### Exercise description
Reproduce the material exactly, omitting nothing.

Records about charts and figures
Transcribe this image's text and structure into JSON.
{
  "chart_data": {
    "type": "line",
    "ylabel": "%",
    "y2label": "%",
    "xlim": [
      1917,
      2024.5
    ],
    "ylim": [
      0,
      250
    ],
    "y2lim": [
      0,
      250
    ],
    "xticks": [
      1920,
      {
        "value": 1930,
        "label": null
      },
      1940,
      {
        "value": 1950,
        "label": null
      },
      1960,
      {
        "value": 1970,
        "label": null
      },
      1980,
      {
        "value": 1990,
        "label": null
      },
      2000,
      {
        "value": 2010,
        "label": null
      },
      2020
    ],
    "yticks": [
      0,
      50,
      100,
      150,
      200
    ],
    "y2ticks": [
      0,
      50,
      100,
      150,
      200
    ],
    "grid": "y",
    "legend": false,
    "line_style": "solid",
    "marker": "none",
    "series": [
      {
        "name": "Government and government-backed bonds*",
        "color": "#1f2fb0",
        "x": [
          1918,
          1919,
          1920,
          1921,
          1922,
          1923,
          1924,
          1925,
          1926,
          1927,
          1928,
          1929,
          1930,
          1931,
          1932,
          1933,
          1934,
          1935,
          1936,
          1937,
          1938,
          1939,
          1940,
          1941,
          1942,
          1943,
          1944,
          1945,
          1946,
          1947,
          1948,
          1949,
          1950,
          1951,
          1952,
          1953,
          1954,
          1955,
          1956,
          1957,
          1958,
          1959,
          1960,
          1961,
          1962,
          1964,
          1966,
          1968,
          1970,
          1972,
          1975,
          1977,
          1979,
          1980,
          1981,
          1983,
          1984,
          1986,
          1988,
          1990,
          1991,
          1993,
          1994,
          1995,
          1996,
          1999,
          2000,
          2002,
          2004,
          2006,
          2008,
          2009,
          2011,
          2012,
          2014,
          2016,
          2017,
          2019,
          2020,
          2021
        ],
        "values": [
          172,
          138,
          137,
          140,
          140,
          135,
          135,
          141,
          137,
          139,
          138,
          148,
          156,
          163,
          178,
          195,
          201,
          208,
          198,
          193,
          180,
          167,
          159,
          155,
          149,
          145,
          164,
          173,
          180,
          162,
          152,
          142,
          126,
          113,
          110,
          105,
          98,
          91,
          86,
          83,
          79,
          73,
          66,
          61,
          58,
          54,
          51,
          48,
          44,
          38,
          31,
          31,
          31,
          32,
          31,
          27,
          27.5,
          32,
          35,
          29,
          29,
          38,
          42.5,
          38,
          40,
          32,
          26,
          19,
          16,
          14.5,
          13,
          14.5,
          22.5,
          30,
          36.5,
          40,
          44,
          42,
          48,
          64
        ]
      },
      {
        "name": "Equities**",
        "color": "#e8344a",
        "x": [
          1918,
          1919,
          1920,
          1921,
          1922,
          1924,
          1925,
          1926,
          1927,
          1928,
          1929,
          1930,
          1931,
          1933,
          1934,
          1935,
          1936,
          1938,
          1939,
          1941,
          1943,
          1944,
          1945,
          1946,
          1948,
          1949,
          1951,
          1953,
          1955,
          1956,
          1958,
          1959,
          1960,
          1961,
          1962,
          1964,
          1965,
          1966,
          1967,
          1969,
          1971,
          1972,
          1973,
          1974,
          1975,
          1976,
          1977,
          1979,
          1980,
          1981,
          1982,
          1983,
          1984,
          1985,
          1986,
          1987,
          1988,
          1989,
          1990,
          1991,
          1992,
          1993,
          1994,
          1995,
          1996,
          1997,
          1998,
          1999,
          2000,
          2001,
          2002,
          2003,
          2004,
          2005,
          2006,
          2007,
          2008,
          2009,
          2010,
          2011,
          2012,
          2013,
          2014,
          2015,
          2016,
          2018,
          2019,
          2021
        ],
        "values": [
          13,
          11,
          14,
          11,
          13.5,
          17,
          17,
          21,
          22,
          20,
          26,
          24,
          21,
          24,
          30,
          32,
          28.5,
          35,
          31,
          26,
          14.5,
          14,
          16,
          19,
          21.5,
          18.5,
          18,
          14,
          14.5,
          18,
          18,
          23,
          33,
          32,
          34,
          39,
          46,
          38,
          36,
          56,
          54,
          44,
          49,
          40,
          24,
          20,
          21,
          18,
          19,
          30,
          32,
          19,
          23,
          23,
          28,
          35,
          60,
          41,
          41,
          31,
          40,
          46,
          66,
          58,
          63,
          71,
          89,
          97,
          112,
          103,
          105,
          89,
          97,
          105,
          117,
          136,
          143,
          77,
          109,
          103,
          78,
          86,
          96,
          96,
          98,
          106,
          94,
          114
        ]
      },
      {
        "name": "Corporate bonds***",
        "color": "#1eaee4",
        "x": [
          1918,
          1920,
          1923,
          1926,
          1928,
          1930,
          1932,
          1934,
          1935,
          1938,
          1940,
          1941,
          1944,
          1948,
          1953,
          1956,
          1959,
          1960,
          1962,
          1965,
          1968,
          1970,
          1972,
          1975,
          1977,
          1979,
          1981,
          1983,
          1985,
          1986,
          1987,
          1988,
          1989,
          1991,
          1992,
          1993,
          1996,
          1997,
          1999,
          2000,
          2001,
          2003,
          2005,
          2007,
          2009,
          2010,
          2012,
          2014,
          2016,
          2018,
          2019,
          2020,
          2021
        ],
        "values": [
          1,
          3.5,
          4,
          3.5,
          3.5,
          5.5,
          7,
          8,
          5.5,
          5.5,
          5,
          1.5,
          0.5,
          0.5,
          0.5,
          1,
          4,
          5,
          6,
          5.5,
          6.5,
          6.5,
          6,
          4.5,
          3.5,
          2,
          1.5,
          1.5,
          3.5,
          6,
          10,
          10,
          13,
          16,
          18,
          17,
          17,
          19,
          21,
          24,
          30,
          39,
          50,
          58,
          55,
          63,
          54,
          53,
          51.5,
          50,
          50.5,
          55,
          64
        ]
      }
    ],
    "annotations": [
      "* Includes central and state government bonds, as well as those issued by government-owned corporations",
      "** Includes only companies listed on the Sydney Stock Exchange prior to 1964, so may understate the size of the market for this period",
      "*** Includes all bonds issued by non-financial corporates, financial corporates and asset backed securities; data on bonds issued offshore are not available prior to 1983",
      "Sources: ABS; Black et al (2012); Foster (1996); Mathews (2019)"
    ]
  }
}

### Right answer
Transcribe this image's text and structure into JSON.
{
  "chart_data": {
    "type": "line",
    "ylabel": "%",
    "y2label": "%",
    "xlim": [
      1917,
      2024.5
    ],
    "ylim": [
      0,
      250
    ],
    "y2lim": [
      0,
      250
    ],
    "xticks": [
      1920,
      {
        "value": 1930,
        "label": null
      },
      1940,
      {
        "value": 1950,
        "label": null
      },
      1960,
      {
        "value": 1970,
        "label": null
      },
      1980,
      {
        "value": 1990,
        "label": null
      },
      2000,
      {
        "value": 2010,
        "label": null
      },
      2020
    ],
    "yticks": [
      0,
      50,
      100,
      150,
      200
    ],
    "y2ticks": [
      0,
      50,
      100,
      150,
      200
    ],
    "grid": "y",
    "legend": false,
    "line_style": "solid",
    "marker": "none",
    "series": [
      {
        "name": "Government and government-backed bonds*",
        "color": "#1f2fb0",
        "x": [
          1918,
          1919,
          1920,
          1921,
          1922,
          1923,
          1924,
          1925,
          1926,
          1927,
          1928,
          1929,
          1930,
          1931,
          1932,
          1933,
          1934,
          1935,
          1936,
          1937,
          1938,
          1939,
          1940,
          1941,
          1942,
          1943,
          1944,
          1945,
          1946,
          1947,
          1948,
          1949,
          1950,
          1951,
          1952,
          1953,
          1954,
          1955,
          1956,
          1957,
          1958,
          1959,
          1960,
          1961,
          1962,
          1964,
          1966,
          1968,
          1970,
          1972,
          1975,
          1977,
          1979,
          1980,
          1981,
          1983,
          1984,
          1986,
          1988,
          1990,
          1991,
          1993,
          1994,
          1995,
          1996,
          1999,
          2000,
          2002,
          2004,
          2006,
          2008,
          2009,
          2011,
          2012,
          2014,
          2016,
          2017,
          2019,
          2020,
          2021
        ],
        "values": [
          172,
          138,
          137,
          140,
          140,
          135,
          135,
          141,
          137,
          139,
          138,
          148,
          156,
          163,
          178,
          195,
          201,
          208,
          198,
          193,
          180,
          167,
          159,
          155,
          149,
          145,
          164,
          173,
          180,
          162,
          152,
          142,
          126,
          113,
          110,
          105,
          98,
          91,
          86,
          83,
          79,
          73,
          66,
          61,
          58,
          54,
          51,
          48,
          44,
          38,
          31,
          31,
          31,
          32,
          31,
          27,
          27.5,
          32,
          35,
          29,
          29,
          38,
          42.5,
          38,
          40,
          32,
          26,
          19,
          16,
          14.5,
          13,
          14.5,
          22.5,
          30,
          36.5,
          40,
          44,
          42,
          48,
          64
        ]
      },
      {
        "name": "Equities**",
        "color": "#e8344a",
        "x": [
          1918,
          1919,
          1920,
          1921,
          1922,
          1924,
          1925,
          1926,
          1927,
          1928,
          1929,
          1930,
          1931,
          1933,
          1934,
          1935,
          1936,
          1938,
          1939,
          1941,
          1943,
          1944,
          1945,
          1946,
          1948,
          1949,
          1951,
          1953,
          1955,
          1956,
          1958,
          1959,
          1960,
          1961,
          1962,
          1964,
          1965,
          1966,
          1967,
          1969,
          1971,
          1972,
          1973,
          1974,
          1975,
          1976,
          1977,
          1979,
          1980,
          1981,
          1982,
          1983,
          1984,
          1985,
          1986,
          1987,
          1988,
          1989,
          1990,
          1991,
          1992,
          1993,
          1994,
          1995,
          1996,
          1997,
          1998,
          1999,
          2000,
          2001,
          2002,
          2003,
          2004,
          2005,
          2006,
          2007,
          2008,
          2009,
          2010,
          2011,
          2012,
          2013,
          2014,
          2015,
          2016,
          2018,
          2019,
          2021
        ],
        "values": [
          13,
          11,
          14,
          11,
          13.5,
          17,
          17,
          21,
          22,
          20,
          26,
          24,
          21,
          24,
          30,
          32,
          28.5,
          35,
          31,
          26,
          14.5,
          14,
          16,
          19,
          21.5,
          18.5,
          18,
          14,
          14.5,
          18,
          18,
          23,
          33,
          32,
          34,
          39,
          46,
          38,
          36,
          56,
          54,
          44,
          49,
          40,
          24,
          20,
          21,
          18,
          19,
          30,
          32,
          19,
          23,
          23,
          28,
          35,
          60,
          41,
          41,
          31,
          40,
          46,
          66,
          58,
          63,
          71,
          89,
          97,
          112,
          103,
          105,
          89,
          97,
          105,
          117,
          136,
          143,
          77,
          109,
          103,
          78,
          86,
          96,
          96,
          98,
          106,
          94,
          114
        ]
      },
      {
        "name": "Corporate bonds***",
        "color": "#1eaee4",
        "x": [
          1918,
          1920,
          1923,
          1926,
          1928,
          1930,
          1932,
          1934,
          1935,
          1938,
          1940,
          1941,
          1944,
          1948,
          1953,
          1956,
          1959,
          1960,
          1962,
          1965,
          1968,
          1970,
          1972,
          1975,
          1977,
          1979,
          1981,
          1983,
          1985,
          1986,
          1987,
          1988,
          1989,
          1991,
          1992,
          1993,
          1996,
          1997,
          1999,
          2000,
          2001,
          2003,
          2005,
          2007,
          2009,
          2010,
          2012,
          2014,
          2016,
          2018,
          2019,
          2020,
          2021
        ],
        "values": [
          1,
          3.5,
          4,
          3.5,
          3.5,
          5.5,
          7,
          8,
          5.5,
          5.5,
          5,
          1.5,
          0.5,
          0.5,
          0.5,
          1,
          4,
          5,
          6,
          5.5,
          6.5,
          6.5,
          6,
          4.5,
          3.5,
          2,
          1.5,
          1.5,
          3.5,
          6,
          10,
          10,
          13,
          16,
          18,
          17,
          17,
          19,
          21,
          24,
          30,
          39,
          50,
          58,
          55,
          63,
          54,
          53,
          51.5,
          50,
          50.5,
          55,
          64
        ]
      }
    ],
    "annotations": [
      "* Includes central and state government bonds, as well as those issued by government-owned corporations",
      "** Includes only companies listed on the Sydney Stock Exchange prior to 1964, so may understate the size of the market for this period",
      "*** Includes all bonds issued by non-financial corporates, financial corporates and asset backed securities; data on bonds issued offshore are not available prior to 1983",
      "Sources: ABS; Black et al (2012); Foster (1996); Mathews (2019)"
    ]
  }
}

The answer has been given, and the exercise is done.